-- Problem to work on --
Return every line of the material exactly.

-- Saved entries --
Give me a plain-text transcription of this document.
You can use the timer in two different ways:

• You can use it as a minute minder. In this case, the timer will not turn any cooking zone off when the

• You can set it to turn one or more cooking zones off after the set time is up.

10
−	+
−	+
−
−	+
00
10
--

-- Correct answer --
Give me a plain-text transcription of this document.
You can use the timer in two different ways:

• You can use it as a minute minder. In this case, the timer will not turn any cooking zone off when the

• You can set it to turn one or more cooking zones off after the set time is up.

10
−	+
−	+
−
−	+
00
10
--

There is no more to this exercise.